::: DATA

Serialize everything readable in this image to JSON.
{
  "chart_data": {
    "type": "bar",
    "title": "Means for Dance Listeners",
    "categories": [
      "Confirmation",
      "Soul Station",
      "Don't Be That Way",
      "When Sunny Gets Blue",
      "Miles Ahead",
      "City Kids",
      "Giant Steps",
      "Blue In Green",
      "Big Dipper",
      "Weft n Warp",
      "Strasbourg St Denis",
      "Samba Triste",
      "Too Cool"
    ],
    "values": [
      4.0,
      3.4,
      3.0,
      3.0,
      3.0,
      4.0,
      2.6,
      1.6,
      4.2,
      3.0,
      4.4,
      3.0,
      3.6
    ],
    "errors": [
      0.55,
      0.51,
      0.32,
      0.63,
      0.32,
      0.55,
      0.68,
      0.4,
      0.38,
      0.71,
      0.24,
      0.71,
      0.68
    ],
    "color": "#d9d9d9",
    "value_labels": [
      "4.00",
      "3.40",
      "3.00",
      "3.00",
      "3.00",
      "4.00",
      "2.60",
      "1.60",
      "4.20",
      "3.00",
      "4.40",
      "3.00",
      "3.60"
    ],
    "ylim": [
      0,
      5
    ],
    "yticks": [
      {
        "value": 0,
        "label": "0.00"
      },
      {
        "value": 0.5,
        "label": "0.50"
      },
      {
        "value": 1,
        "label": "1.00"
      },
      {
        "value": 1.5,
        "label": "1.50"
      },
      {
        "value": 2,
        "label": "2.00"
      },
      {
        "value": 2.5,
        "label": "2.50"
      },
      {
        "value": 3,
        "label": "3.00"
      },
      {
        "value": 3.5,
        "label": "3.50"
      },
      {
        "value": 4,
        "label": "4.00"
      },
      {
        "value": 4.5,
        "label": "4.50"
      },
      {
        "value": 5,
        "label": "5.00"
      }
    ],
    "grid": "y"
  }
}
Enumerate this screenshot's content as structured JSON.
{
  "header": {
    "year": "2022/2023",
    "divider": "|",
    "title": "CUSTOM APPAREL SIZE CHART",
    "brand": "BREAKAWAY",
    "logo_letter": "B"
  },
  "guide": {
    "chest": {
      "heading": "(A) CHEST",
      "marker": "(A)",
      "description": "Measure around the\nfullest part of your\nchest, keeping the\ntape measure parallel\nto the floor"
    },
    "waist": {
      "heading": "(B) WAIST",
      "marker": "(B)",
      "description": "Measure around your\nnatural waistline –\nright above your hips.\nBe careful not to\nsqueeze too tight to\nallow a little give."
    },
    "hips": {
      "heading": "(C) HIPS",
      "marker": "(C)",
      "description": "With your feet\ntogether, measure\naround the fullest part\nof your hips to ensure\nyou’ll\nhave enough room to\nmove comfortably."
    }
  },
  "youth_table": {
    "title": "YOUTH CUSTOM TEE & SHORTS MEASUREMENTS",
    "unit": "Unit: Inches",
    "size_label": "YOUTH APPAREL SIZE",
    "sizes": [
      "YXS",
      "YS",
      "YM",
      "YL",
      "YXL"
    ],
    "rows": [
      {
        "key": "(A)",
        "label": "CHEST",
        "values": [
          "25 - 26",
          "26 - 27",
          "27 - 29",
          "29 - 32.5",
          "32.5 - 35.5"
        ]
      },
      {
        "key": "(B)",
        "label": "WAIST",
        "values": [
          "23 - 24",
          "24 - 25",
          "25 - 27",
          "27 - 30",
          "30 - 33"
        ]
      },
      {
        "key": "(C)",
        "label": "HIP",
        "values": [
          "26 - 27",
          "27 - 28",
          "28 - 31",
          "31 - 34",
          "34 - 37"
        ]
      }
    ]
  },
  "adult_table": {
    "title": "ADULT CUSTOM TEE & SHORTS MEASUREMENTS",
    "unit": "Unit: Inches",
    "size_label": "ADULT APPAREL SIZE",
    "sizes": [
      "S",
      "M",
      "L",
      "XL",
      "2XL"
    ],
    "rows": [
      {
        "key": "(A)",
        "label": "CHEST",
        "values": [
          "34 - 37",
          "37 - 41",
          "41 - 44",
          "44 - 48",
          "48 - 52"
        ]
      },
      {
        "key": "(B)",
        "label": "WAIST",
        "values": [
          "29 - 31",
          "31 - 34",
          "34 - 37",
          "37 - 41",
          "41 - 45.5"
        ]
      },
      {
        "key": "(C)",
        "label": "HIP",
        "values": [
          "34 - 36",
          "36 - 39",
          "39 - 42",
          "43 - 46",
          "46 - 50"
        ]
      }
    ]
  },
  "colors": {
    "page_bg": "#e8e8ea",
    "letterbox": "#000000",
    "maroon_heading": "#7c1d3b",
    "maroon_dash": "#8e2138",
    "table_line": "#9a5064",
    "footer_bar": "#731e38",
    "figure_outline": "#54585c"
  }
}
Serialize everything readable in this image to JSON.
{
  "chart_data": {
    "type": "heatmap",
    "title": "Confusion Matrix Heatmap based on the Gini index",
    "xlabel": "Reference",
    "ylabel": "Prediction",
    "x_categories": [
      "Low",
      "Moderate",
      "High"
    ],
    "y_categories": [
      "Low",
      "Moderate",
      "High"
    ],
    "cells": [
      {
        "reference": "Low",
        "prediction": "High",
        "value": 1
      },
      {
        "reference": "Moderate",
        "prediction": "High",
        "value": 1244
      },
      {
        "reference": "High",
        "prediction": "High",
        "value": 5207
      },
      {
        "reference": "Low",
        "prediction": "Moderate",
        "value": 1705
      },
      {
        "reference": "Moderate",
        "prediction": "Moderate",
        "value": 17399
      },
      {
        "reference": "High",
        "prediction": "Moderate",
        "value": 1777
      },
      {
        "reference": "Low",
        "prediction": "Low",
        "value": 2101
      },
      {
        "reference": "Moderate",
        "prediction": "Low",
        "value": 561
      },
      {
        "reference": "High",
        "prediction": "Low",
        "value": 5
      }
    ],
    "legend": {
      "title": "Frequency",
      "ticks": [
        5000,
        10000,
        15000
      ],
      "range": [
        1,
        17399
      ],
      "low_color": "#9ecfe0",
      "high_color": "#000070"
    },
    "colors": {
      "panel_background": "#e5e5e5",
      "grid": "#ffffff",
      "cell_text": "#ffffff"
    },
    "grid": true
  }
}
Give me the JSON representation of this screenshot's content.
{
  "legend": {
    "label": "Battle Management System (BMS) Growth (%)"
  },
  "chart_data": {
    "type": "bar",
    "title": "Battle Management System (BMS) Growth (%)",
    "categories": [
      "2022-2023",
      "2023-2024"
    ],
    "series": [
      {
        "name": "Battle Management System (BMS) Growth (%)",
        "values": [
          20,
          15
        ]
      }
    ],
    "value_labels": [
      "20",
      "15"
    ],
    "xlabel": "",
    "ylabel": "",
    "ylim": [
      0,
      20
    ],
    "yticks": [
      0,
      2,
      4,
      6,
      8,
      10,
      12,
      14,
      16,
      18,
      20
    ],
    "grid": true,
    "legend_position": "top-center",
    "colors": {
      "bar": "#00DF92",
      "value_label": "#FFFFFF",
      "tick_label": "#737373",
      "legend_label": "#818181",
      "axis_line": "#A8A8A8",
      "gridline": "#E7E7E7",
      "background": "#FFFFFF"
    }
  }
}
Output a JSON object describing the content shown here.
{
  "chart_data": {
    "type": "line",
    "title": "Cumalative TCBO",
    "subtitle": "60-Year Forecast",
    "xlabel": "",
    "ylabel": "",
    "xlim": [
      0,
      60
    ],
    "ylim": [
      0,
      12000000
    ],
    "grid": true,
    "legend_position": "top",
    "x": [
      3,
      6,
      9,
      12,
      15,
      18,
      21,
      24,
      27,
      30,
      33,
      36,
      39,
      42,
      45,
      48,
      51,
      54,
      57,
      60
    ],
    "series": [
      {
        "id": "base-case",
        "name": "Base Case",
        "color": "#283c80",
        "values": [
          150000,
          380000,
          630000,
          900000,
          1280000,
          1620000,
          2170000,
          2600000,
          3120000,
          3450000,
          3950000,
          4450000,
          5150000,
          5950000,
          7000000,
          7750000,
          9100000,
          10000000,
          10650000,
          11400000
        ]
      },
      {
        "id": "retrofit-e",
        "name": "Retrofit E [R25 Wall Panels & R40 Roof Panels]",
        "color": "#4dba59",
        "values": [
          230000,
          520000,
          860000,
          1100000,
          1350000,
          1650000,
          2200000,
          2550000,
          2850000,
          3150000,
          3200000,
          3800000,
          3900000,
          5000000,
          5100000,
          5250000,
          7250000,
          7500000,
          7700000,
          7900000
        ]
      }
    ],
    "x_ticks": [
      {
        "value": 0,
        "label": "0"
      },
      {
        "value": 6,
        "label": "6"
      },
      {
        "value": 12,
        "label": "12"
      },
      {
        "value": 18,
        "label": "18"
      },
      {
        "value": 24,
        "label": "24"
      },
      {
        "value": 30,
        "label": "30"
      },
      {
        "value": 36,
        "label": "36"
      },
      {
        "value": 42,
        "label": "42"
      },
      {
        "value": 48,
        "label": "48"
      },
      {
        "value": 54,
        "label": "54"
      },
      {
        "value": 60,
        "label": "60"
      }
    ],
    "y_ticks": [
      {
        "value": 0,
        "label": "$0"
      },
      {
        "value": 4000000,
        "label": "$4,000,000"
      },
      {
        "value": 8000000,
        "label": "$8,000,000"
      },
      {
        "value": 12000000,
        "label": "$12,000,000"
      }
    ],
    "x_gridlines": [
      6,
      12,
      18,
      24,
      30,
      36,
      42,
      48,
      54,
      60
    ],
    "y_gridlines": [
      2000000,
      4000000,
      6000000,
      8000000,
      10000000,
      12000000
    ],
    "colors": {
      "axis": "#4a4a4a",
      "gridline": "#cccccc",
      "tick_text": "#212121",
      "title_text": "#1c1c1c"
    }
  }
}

::::::

From the entries, copy out each line containing the word "JSON".

Serialize everything readable in this image to JSON.
Enumerate this screenshot's content as structured JSON.
Serialize everything readable in this image to JSON.
Give me the JSON representation of this screenshot's content.
Output a JSON object describing the content shown here.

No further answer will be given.